阅读材料:
一个遗传性釉质发育不全家系的临床及致病基因研究

Clinical and Genetic Analysis of A Pedigree Affected with Amelogenesis Imperfecta

目的:探讨一个遗传性釉质发育不全(amelogenesis imperfecta,AI)家系的临床表型和致病基因,为该病的临床诊断和遗传咨询提供依据。方法:收集先证者及其家系成员的临床资料,同时采集家系成员的外周血,提取全基因组DNA,全外显子组测序检测可能的致病基因,进一步对候选变异进行Sanger测序验证。结果:该家系患病成员的临床表现为全口牙呈黄褐色,釉质质地较软,剥脱磨损,牙面粗糙不规则,釉质密度接近牙本质,符合AI中的亚型钙化不全型的临床表型;同时该家系患病成员在FAM83H基因第5外显子上均存在c.1366C>T(p.Gln456*)的无义突变,已有该变异致病性的相关报道,且未患病的家系成员未发现上述突变。结论:该家系患有常染色体显性遗传钙化不全型AI,FAM83H基因第5外显子c.1366C>T(p.Gln456*)的无义突变是该家系的致病原因,本研究为该家系的诊断和遗传咨询提供依据。

所给记录:
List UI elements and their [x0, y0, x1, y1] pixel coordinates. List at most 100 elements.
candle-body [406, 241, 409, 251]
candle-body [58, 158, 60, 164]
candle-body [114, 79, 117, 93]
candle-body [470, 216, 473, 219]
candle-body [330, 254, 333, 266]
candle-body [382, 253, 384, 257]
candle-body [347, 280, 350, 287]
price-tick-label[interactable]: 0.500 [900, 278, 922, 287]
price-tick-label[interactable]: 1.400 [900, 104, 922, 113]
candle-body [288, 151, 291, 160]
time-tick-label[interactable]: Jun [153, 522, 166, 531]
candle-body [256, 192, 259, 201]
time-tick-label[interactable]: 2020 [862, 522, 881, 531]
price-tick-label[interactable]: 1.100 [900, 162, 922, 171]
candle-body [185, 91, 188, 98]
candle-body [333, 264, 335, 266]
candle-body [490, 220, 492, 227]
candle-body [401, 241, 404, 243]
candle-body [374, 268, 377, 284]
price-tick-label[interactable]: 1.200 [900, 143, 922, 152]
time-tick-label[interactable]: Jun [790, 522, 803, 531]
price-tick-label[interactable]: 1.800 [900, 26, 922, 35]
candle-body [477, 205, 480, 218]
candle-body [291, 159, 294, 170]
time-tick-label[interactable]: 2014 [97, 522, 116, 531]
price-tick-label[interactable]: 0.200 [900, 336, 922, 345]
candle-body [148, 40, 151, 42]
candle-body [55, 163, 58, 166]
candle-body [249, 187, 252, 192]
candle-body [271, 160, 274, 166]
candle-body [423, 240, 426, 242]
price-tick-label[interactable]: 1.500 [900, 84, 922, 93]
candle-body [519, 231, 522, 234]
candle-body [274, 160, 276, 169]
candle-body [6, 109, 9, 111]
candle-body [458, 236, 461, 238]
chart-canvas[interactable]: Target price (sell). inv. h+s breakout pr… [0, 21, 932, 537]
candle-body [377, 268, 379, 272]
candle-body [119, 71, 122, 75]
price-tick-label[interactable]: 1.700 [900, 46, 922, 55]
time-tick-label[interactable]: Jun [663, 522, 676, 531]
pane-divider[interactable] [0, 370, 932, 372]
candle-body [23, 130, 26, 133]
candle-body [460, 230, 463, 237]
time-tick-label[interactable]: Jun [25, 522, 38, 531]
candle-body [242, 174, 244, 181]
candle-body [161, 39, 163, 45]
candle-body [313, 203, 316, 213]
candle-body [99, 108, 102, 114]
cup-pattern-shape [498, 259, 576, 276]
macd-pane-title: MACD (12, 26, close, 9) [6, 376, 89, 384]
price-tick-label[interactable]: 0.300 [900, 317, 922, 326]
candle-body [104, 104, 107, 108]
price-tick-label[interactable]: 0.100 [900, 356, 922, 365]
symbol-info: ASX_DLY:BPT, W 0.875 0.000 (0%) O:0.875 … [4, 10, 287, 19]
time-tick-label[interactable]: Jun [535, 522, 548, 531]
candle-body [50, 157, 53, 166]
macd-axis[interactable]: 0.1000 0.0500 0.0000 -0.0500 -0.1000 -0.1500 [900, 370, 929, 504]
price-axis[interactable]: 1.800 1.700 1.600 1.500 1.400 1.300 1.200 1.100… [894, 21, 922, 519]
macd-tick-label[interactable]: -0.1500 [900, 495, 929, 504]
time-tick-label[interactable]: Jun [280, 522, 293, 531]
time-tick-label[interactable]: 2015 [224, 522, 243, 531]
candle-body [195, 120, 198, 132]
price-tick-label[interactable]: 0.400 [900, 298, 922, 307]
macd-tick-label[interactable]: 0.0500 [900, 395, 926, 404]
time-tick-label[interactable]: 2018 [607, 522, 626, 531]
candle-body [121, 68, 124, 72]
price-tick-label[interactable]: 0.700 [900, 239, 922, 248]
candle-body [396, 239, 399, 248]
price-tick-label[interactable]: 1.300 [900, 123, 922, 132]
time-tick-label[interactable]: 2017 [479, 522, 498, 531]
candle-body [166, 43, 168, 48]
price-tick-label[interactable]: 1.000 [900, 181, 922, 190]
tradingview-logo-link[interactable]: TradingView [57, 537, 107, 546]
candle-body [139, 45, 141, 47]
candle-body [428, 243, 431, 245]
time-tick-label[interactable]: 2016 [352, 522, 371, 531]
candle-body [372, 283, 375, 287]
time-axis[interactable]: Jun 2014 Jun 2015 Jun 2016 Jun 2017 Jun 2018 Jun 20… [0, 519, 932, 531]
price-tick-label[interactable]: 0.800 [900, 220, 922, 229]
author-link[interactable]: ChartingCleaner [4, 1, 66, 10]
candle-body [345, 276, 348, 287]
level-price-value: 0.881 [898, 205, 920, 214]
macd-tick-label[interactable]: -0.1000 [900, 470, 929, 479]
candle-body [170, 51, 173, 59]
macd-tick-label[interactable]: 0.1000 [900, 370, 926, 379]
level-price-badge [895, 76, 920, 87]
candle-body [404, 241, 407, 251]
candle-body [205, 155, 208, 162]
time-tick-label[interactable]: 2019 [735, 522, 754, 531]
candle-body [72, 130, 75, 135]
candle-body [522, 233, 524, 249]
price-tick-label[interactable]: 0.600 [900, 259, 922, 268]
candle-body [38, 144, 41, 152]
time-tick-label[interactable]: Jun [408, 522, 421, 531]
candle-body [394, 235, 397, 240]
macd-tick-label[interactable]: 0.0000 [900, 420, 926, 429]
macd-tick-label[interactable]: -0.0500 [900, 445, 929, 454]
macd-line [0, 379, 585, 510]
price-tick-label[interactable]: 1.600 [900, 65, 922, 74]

作答要求:
请从上面那篇关于遗传性釉质发育不全家系的阅读材料结束处接着续写。 这些记录与阅读材料的内容并无关联。

参考答案:
Objective:To explore the clinical and genetic characteristics of a Chinese pedigree affected with amelogenesis imperfecta(AI).Methods:Clinical data of the pedigree members were collected and genomic DNA were extracted from peripheral blood samples.Whole exome sequencing was used to identify mutations and confirmed by Sanger sequencing.Results:Clinical characteristics of all the affected family members found in the present study were including:all teeth with yellowish coloration,enamel with an irregular rough surface,remaining enamel was softer than normal,and the enamel density could not be distinguished from dentin,which were consistent with autosomal dominant hypocalcified AI(ADHCAI).The proband was found to carry a known nonsense mutation(c.1366C>T)in exon 5 of the FAM83H gene,causing a truncated protein(p.Gln456).In addation,the mutation was cosegregated among affected family members with ADHCAI phenotype but not in those that were unaffected.Conclusion:The nonsense mutation(c.1366C>T)was identified in FAM83H gene in the pedigree associated with ADHCAI,which provided a basis for molecular diagnosis and genetic counseling for this pedigree.